» **The problem**
From the entries below, please gather each line containing the string "JSON".

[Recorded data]
____________
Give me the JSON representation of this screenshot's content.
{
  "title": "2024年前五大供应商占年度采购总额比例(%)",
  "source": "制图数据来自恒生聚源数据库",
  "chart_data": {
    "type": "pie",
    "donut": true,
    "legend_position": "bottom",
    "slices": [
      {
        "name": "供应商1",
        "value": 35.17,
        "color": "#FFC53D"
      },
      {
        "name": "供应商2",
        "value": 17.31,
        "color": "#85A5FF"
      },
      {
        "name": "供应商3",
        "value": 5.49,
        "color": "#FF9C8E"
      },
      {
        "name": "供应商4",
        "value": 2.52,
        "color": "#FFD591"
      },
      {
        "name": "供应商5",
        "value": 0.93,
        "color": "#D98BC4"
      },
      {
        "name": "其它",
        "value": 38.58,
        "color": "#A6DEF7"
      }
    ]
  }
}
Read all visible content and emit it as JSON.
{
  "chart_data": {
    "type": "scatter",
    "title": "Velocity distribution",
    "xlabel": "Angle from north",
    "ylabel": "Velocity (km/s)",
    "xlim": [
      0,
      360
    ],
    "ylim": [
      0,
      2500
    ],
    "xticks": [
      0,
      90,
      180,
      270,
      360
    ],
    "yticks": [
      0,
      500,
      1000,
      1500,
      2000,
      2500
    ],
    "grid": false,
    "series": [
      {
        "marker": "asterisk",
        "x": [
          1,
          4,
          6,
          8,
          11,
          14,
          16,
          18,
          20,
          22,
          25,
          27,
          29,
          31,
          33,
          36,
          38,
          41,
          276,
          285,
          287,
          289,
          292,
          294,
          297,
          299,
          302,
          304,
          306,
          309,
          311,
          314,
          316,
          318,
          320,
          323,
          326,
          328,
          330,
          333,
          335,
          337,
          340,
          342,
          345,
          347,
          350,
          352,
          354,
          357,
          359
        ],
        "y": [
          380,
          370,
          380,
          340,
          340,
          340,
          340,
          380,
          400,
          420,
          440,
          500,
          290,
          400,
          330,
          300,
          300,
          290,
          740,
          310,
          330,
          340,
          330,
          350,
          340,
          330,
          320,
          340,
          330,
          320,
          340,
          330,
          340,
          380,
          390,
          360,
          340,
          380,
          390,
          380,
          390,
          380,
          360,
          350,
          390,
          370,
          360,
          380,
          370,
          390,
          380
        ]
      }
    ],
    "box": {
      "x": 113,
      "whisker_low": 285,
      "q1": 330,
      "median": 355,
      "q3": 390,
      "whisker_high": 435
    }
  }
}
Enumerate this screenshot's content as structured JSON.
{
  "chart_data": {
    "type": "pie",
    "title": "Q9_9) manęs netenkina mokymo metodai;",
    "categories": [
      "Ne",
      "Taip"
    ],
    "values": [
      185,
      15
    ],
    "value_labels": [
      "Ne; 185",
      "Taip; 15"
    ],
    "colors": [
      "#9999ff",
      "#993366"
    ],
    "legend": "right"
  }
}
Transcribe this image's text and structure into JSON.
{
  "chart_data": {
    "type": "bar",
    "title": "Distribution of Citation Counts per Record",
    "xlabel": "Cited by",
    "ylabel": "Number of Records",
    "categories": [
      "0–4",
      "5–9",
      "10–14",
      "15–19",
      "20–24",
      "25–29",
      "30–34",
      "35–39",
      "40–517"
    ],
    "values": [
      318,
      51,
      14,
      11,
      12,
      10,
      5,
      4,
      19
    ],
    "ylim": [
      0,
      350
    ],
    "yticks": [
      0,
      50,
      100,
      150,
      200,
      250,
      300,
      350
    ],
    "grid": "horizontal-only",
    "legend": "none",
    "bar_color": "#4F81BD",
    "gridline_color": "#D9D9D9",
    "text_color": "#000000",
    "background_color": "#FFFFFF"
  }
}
____________
» **Result of this exercise**
Give me the JSON representation of this screenshot's content.
Read all visible content and emit it as JSON.
Enumerate this screenshot's content as structured JSON.
Transcribe this image's text and structure into JSON.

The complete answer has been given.